## Recorded data:
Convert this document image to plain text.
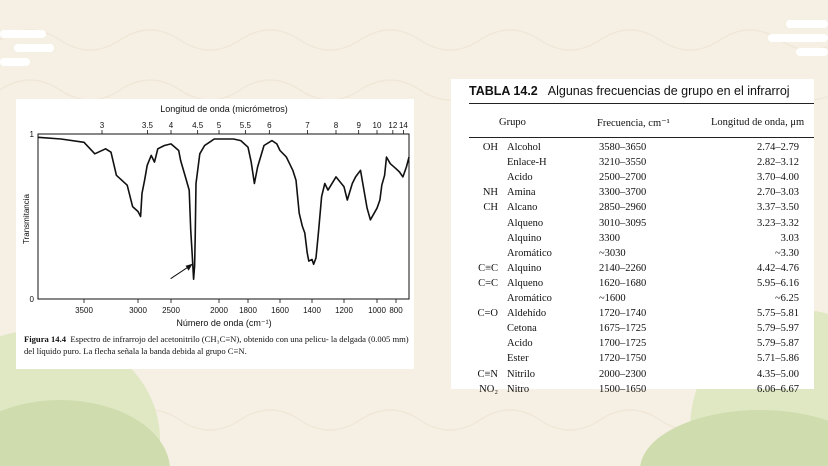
Longitud de onda (micrómetros)
Transmitancia
Número de onda (cm⁻¹)
1
0
3500	3000 2500	2000 1800 1600 1400 1200 1000 800
3	3.5 4 4.5 5 5.5 6	7	8 9 10 12 14
Figura 14.4 Espectro de infrarrojo del acetonitrilo (CH₃C≡N), obtenido con una pelicu- la delgada (0.005 mm) del líquido puro. La flecha señala la banda debida al grupo C≡N.
TABLA 14.2 Algunas frecuencias de grupo en el infrarroj
Grupo	Frecuencia, cm⁻¹	Longitud de onda, μm
OH Alcohol	3580–3650	2.74–2.79
Enlace-H	3210–3550	2.82–3.12
Acido	2500–2700	3.70–4.00
NH Amina	3300–3700	2.70–3.03
CH Alcano	2850–2960	3.37–3.50
Alqueno	3010–3095	3.23–3.32
Alquino	3300	3.03
Aromático	~3030	~3.30
C≡C Alquino	2140–2260	4.42–4.76
C=C Alqueno	1620–1680	5.95–6.16
Aromático	~1600	~6.25
C=O Aldehído	1720–1740	5.75–5.81
Cetona	1675–1725	5.79–5.97
Acido	1700–1725	5.79–5.87
Ester	1720–1750	5.71–5.86
C≡N Nitrilo	2000–2300	4.35–5.00
NO₂ Nitro	1500–1650	6.06–6.67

## Work instructions:
Do not include the images; transcribe the rest of the listing exactly.

## Expected output:
Convert this document image to plain text.
Longitud de onda (micrómetros)
Transmitancia
Número de onda (cm⁻¹)
1
0
3500	3000 2500	2000 1800 1600 1400 1200 1000 800
3	3.5 4 4.5 5 5.5 6	7	8 9 10 12 14
Figura 14.4 Espectro de infrarrojo del acetonitrilo (CH₃C≡N), obtenido con una pelicu- la delgada (0.005 mm) del líquido puro. La flecha señala la banda debida al grupo C≡N.
TABLA 14.2 Algunas frecuencias de grupo en el infrarroj
Grupo	Frecuencia, cm⁻¹	Longitud de onda, μm
OH Alcohol	3580–3650	2.74–2.79
Enlace-H	3210–3550	2.82–3.12
Acido	2500–2700	3.70–4.00
NH Amina	3300–3700	2.70–3.03
CH Alcano	2850–2960	3.37–3.50
Alqueno	3010–3095	3.23–3.32
Alquino	3300	3.03
Aromático	~3030	~3.30
C≡C Alquino	2140–2260	4.42–4.76
C=C Alqueno	1620–1680	5.95–6.16
Aromático	~1600	~6.25
C=O Aldehído	1720–1740	5.75–5.81
Cetona	1675–1725	5.79–5.97
Acido	1700–1725	5.79–5.87
Ester	1720–1750	5.71–5.86
C≡N Nitrilo	2000–2300	4.35–5.00
NO₂ Nitro	1500–1650	6.06–6.67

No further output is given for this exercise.